◆ RECORDED INFORMATION
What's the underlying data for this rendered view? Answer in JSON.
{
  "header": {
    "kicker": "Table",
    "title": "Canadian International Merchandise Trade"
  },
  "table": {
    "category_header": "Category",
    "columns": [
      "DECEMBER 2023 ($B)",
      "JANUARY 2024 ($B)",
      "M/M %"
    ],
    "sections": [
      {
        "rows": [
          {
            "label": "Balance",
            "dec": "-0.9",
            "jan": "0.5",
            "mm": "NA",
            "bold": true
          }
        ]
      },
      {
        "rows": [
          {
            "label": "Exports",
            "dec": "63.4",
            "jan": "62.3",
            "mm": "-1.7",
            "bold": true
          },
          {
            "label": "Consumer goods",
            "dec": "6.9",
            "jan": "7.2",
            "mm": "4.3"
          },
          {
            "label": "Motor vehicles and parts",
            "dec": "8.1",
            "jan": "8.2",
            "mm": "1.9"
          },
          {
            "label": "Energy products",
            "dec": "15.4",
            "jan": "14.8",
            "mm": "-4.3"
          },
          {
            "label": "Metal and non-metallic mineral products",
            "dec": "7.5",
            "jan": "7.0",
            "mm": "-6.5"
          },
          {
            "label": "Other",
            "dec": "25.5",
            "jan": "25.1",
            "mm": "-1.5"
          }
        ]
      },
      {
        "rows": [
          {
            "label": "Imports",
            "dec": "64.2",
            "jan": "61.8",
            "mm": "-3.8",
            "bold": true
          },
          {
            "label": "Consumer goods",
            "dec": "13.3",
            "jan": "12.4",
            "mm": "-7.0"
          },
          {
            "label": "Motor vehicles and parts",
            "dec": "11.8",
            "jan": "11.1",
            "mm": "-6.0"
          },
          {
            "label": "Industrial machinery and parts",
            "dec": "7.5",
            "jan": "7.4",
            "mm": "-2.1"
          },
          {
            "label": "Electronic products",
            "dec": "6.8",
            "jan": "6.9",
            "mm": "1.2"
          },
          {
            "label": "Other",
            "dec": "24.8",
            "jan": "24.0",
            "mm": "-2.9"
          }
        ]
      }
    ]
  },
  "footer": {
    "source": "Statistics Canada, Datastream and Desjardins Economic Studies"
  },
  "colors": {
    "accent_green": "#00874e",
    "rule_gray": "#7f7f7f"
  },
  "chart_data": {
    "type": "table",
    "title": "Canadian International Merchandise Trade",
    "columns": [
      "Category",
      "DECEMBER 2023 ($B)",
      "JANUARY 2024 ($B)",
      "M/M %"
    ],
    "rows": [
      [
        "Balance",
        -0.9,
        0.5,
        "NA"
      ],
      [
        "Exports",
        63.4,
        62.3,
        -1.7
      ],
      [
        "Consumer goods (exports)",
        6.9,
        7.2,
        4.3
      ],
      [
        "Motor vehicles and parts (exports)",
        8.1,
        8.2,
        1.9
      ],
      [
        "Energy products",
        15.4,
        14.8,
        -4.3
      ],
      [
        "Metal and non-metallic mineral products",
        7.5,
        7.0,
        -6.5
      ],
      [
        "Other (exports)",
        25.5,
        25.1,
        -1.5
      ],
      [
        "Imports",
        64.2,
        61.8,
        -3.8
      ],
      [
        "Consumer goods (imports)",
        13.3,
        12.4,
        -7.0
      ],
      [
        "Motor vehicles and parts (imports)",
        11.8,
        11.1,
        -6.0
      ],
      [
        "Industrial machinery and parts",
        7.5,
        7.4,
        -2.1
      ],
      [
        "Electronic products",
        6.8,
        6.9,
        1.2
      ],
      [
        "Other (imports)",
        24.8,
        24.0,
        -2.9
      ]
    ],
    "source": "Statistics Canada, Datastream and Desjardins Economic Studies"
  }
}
...
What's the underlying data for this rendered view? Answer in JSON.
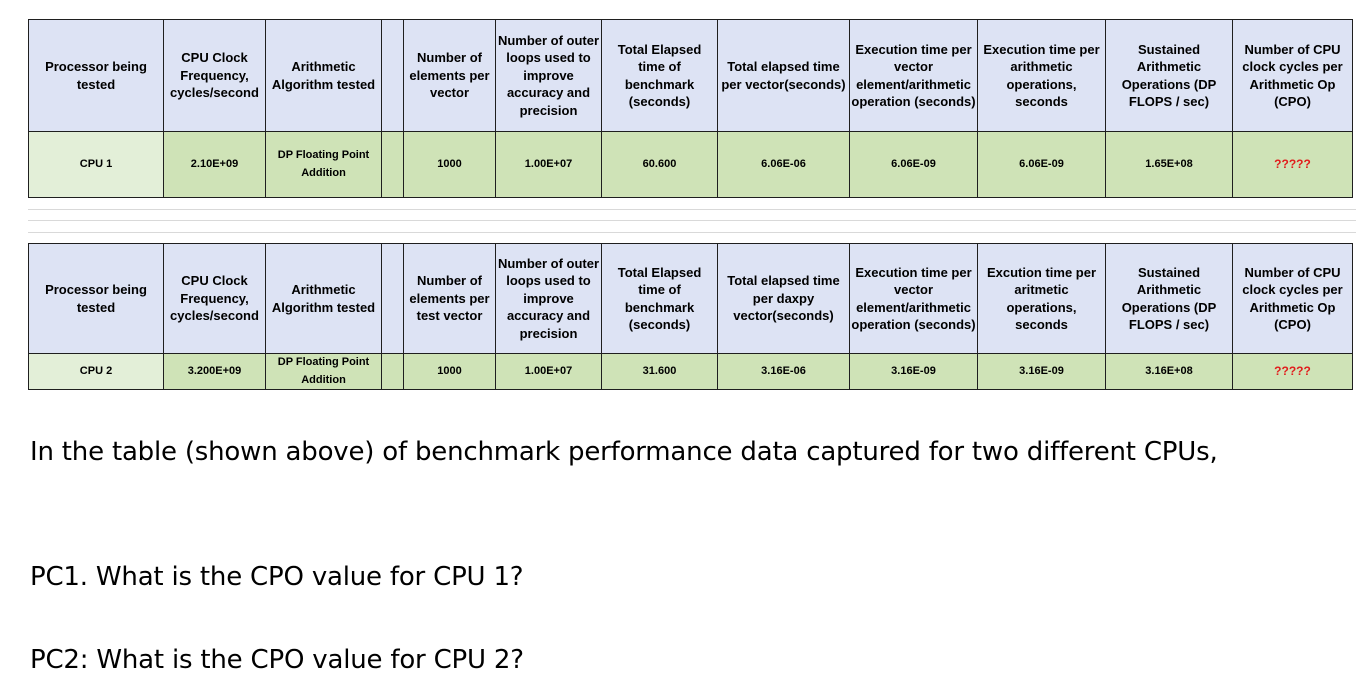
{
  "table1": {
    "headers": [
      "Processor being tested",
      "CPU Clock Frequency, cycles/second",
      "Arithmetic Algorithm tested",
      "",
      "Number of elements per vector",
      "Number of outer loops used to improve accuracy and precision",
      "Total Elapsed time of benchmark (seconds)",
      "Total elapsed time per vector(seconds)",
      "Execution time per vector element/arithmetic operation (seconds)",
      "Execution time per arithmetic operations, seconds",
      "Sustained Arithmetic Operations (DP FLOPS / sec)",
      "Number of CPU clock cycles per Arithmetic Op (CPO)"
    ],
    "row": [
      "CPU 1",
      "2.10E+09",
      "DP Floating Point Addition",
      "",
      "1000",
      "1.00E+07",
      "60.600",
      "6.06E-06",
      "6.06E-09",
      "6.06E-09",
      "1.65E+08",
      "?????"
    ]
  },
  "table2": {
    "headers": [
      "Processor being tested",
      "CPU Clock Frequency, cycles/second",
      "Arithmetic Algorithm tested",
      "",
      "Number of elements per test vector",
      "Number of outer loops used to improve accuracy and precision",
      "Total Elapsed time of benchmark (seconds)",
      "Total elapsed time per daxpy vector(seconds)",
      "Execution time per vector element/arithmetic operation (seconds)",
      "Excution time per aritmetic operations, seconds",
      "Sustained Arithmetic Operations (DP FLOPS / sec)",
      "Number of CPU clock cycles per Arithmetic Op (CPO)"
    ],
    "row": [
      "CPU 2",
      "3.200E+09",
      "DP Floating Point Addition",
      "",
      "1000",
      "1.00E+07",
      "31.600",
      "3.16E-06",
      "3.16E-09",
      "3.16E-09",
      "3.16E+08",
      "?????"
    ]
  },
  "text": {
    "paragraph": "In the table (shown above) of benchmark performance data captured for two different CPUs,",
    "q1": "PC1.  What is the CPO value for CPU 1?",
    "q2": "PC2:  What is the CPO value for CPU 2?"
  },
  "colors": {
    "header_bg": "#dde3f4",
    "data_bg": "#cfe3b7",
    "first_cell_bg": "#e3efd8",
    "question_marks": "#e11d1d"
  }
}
--
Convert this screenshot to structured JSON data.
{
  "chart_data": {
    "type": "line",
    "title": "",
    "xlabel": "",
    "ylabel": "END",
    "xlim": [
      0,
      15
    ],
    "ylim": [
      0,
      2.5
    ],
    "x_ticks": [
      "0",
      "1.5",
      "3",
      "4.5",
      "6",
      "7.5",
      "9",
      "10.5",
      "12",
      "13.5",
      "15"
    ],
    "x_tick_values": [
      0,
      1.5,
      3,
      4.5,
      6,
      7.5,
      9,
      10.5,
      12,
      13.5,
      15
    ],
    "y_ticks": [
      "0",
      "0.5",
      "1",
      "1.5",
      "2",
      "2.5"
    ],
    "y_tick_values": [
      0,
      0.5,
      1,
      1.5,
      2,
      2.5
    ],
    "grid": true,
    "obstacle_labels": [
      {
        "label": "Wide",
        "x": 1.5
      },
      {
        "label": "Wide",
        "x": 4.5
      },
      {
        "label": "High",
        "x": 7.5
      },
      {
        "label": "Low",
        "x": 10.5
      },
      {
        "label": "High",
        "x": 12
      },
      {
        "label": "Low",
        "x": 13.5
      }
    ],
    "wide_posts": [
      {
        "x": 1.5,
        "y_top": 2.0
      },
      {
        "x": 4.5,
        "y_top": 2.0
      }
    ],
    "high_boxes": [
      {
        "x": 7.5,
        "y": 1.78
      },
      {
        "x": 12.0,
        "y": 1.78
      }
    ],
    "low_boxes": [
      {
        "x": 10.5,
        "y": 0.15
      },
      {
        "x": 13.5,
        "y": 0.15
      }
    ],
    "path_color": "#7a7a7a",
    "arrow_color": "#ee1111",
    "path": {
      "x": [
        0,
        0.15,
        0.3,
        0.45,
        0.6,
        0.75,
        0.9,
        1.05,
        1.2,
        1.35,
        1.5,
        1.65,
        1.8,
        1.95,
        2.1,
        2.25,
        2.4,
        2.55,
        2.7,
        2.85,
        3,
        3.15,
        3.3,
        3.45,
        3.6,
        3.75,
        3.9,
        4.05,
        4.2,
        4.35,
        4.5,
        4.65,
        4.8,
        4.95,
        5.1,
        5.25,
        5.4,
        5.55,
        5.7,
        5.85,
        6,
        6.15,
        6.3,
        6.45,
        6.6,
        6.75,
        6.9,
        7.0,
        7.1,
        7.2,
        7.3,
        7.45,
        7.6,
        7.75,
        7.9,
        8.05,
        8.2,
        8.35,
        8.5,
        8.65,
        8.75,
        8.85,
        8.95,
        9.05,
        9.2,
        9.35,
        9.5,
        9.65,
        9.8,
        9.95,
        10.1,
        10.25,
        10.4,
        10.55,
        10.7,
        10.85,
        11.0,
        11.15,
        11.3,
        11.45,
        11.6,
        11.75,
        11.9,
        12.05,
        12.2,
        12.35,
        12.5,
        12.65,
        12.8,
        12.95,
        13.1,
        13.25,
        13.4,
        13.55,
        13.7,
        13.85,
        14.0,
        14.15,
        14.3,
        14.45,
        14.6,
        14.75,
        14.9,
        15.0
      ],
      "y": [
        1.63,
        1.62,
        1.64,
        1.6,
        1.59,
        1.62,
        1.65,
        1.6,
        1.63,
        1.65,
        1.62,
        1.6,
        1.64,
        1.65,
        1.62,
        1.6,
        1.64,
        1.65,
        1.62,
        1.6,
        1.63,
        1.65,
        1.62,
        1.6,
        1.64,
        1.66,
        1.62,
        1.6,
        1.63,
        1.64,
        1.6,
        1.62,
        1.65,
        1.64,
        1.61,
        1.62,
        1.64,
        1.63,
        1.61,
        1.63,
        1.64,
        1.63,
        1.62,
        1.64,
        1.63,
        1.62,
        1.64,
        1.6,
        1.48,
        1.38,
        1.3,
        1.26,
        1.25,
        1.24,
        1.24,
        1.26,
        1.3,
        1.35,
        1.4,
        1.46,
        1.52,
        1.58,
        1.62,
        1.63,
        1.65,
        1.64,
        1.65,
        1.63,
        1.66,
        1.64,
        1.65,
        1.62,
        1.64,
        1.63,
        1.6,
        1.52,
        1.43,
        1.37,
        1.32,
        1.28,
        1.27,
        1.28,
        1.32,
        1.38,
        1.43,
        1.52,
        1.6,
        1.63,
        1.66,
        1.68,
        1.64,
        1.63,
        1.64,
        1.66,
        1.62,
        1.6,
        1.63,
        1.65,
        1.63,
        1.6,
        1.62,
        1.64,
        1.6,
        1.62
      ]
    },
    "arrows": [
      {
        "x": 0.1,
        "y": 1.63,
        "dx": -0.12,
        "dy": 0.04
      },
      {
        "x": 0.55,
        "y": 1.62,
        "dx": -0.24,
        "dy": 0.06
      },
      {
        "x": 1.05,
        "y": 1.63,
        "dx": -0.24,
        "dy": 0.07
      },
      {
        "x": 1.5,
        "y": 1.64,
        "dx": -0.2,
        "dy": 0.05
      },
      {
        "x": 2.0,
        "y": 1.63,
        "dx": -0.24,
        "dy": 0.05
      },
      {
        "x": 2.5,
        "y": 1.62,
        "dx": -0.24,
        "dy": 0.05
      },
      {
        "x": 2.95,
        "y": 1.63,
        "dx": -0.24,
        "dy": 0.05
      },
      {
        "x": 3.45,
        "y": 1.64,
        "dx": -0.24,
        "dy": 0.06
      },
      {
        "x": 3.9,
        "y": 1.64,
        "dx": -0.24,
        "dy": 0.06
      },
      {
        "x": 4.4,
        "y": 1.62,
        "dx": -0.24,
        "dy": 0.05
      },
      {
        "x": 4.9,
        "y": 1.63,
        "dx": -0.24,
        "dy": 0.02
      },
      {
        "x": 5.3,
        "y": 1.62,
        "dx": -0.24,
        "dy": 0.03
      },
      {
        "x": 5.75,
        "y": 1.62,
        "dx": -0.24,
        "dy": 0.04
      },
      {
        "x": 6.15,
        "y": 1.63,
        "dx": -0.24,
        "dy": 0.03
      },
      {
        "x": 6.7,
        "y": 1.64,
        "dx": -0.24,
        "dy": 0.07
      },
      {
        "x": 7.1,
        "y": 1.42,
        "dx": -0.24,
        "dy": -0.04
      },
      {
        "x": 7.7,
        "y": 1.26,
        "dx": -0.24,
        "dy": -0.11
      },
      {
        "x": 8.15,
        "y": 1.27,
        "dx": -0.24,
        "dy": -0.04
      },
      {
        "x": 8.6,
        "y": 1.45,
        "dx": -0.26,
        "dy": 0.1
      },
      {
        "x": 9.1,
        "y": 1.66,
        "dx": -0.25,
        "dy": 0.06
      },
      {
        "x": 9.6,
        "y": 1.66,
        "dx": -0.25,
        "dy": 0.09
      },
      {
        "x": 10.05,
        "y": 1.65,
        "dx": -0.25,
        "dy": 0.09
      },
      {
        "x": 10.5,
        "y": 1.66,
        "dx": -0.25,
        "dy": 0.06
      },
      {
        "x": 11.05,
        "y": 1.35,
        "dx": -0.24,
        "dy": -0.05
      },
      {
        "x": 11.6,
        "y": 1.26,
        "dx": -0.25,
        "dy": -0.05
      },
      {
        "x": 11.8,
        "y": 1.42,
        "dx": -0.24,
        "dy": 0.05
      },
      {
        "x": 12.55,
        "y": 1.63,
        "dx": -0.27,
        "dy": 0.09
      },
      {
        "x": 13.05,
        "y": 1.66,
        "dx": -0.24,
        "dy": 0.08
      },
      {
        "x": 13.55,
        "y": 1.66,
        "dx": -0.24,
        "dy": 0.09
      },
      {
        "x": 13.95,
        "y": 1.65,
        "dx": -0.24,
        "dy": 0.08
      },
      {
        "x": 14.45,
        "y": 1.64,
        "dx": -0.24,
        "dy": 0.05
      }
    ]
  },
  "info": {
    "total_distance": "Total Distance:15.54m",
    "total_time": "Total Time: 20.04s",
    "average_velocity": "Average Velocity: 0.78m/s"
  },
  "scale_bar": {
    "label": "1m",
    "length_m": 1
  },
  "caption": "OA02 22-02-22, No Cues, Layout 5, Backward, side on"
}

◆ WRITTEN TASK
Show, from the listing above, each line that contains the word "Trade".

◆ FINAL RESULT
    "title": "Canadian International Merchandise Trade"
    "title": "Canadian International Merchandise Trade",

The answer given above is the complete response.